Stored items from a collection
————
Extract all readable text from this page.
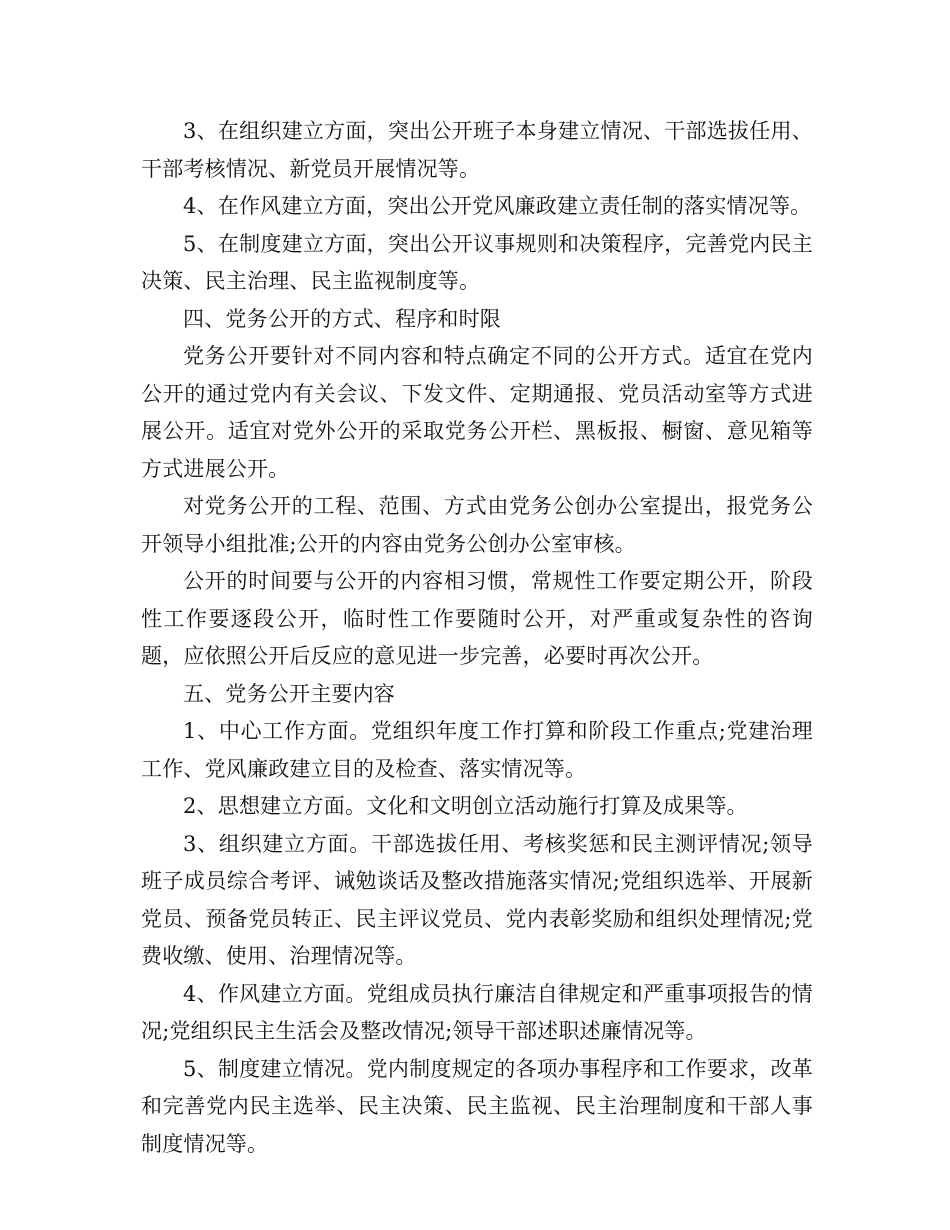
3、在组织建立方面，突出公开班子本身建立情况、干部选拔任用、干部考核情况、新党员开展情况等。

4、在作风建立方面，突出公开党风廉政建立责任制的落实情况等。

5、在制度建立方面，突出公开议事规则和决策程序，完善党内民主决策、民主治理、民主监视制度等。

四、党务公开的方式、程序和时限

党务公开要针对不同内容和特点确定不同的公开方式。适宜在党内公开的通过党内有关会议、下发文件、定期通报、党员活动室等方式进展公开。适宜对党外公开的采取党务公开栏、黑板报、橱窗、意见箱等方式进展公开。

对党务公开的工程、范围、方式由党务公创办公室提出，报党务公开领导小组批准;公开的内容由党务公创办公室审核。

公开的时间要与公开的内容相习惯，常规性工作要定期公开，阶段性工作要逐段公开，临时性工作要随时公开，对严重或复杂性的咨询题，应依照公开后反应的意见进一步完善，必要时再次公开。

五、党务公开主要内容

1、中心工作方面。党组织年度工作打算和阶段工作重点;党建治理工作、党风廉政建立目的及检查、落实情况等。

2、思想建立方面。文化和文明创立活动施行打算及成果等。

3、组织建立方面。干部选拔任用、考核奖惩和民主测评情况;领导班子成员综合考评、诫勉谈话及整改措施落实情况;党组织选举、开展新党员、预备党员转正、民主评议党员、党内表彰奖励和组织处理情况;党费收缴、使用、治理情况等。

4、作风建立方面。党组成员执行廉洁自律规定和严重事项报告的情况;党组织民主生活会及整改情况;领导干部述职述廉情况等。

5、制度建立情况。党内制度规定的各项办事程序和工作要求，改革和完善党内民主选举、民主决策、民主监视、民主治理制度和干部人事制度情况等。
————
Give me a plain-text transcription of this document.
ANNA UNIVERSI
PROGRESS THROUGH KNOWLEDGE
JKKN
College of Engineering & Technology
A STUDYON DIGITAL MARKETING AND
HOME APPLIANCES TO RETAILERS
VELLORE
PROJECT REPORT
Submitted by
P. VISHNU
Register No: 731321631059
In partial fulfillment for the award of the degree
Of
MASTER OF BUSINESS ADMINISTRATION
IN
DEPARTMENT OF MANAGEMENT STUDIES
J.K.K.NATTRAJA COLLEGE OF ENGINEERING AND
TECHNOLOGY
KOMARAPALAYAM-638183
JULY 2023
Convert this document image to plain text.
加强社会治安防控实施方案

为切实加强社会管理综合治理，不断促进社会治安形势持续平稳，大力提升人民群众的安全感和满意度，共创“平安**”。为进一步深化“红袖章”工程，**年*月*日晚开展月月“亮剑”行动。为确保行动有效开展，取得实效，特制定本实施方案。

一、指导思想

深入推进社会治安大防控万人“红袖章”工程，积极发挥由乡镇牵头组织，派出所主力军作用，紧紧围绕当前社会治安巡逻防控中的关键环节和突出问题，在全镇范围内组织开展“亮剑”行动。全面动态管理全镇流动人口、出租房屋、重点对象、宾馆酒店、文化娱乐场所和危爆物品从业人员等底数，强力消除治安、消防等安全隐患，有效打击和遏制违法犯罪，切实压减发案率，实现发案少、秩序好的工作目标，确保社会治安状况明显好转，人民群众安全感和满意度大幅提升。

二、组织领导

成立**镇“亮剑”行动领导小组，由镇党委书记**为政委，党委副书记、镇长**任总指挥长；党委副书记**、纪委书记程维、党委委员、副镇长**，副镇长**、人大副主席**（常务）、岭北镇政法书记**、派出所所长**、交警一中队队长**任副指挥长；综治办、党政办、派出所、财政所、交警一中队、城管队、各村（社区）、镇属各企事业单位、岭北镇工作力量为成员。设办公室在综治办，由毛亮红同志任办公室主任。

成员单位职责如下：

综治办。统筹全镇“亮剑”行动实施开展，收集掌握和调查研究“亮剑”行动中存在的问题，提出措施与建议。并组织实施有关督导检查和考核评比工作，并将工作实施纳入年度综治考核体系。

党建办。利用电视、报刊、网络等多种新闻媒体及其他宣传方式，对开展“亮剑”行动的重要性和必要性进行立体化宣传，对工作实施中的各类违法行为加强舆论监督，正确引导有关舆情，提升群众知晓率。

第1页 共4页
————
• _Challenge_
Copy each line of the records that contains the word "干部选拔任用".

• _Solution_
3、在组织建立方面，突出公开班子本身建立情况、干部选拔任用、干部考核情况、新党员开展情况等。
3、组织建立方面。干部选拔任用、考核奖惩和民主测评情况;领导班子成员综合考评、诫勉谈话及整改措施落实情况;党组织选举、开展新党员、预备党员转正、民主评议党员、党内表彰奖励和组织处理情况;党费收缴、使用、治理情况等。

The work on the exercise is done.